[Data extracted from a collection]

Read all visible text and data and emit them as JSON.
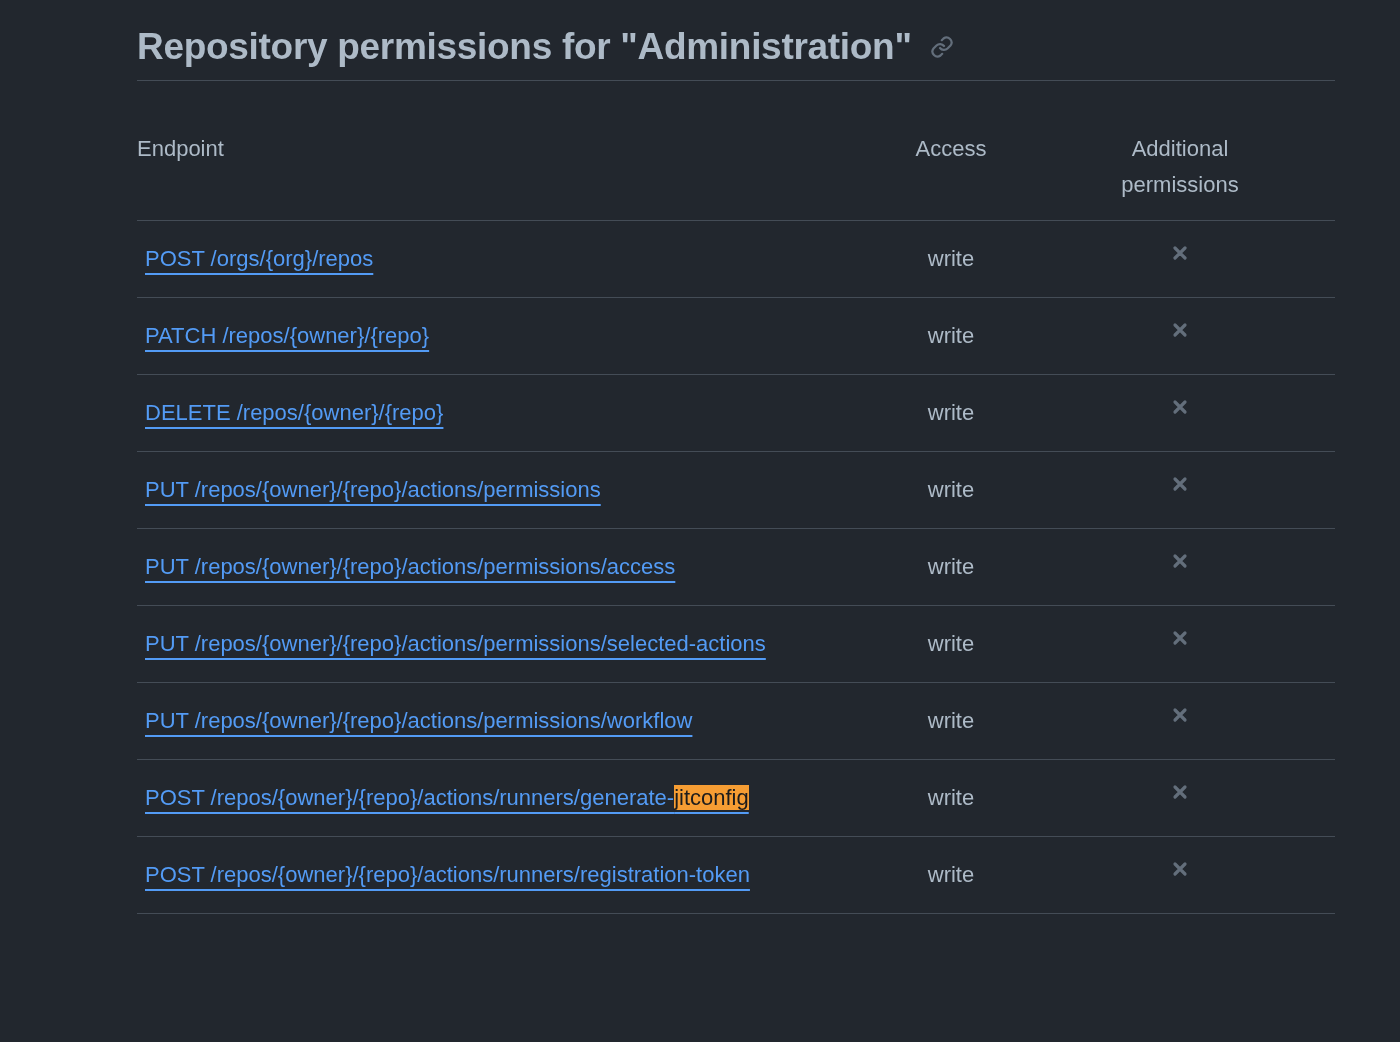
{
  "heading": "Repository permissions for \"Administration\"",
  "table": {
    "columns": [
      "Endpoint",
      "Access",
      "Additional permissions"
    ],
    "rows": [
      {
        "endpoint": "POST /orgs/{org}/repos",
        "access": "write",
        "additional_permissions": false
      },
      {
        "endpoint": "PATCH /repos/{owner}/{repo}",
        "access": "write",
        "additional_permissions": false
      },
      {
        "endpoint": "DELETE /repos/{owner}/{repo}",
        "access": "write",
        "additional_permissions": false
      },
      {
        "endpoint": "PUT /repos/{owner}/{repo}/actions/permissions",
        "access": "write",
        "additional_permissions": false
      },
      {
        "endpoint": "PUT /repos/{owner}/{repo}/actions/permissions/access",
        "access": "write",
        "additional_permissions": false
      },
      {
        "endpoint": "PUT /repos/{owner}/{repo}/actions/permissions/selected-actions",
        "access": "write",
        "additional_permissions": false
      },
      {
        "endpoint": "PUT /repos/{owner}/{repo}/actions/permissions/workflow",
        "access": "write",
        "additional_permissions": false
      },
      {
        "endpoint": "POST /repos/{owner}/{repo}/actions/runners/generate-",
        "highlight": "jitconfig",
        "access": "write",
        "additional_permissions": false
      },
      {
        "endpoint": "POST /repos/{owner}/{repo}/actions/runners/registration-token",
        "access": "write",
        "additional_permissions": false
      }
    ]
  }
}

- What is expected
Print the records word for word and exclude any picture they hold.

- Final result
Read all visible text and data and emit them as JSON.
{
  "heading": "Repository permissions for \"Administration\"",
  "table": {
    "columns": [
      "Endpoint",
      "Access",
      "Additional permissions"
    ],
    "rows": [
      {
        "endpoint": "POST /orgs/{org}/repos",
        "access": "write",
        "additional_permissions": false
      },
      {
        "endpoint": "PATCH /repos/{owner}/{repo}",
        "access": "write",
        "additional_permissions": false
      },
      {
        "endpoint": "DELETE /repos/{owner}/{repo}",
        "access": "write",
        "additional_permissions": false
      },
      {
        "endpoint": "PUT /repos/{owner}/{repo}/actions/permissions",
        "access": "write",
        "additional_permissions": false
      },
      {
        "endpoint": "PUT /repos/{owner}/{repo}/actions/permissions/access",
        "access": "write",
        "additional_permissions": false
      },
      {
        "endpoint": "PUT /repos/{owner}/{repo}/actions/permissions/selected-actions",
        "access": "write",
        "additional_permissions": false
      },
      {
        "endpoint": "PUT /repos/{owner}/{repo}/actions/permissions/workflow",
        "access": "write",
        "additional_permissions": false
      },
      {
        "endpoint": "POST /repos/{owner}/{repo}/actions/runners/generate-",
        "highlight": "jitconfig",
        "access": "write",
        "additional_permissions": false
      },
      {
        "endpoint": "POST /repos/{owner}/{repo}/actions/runners/registration-token",
        "access": "write",
        "additional_permissions": false
      }
    ]
  }
}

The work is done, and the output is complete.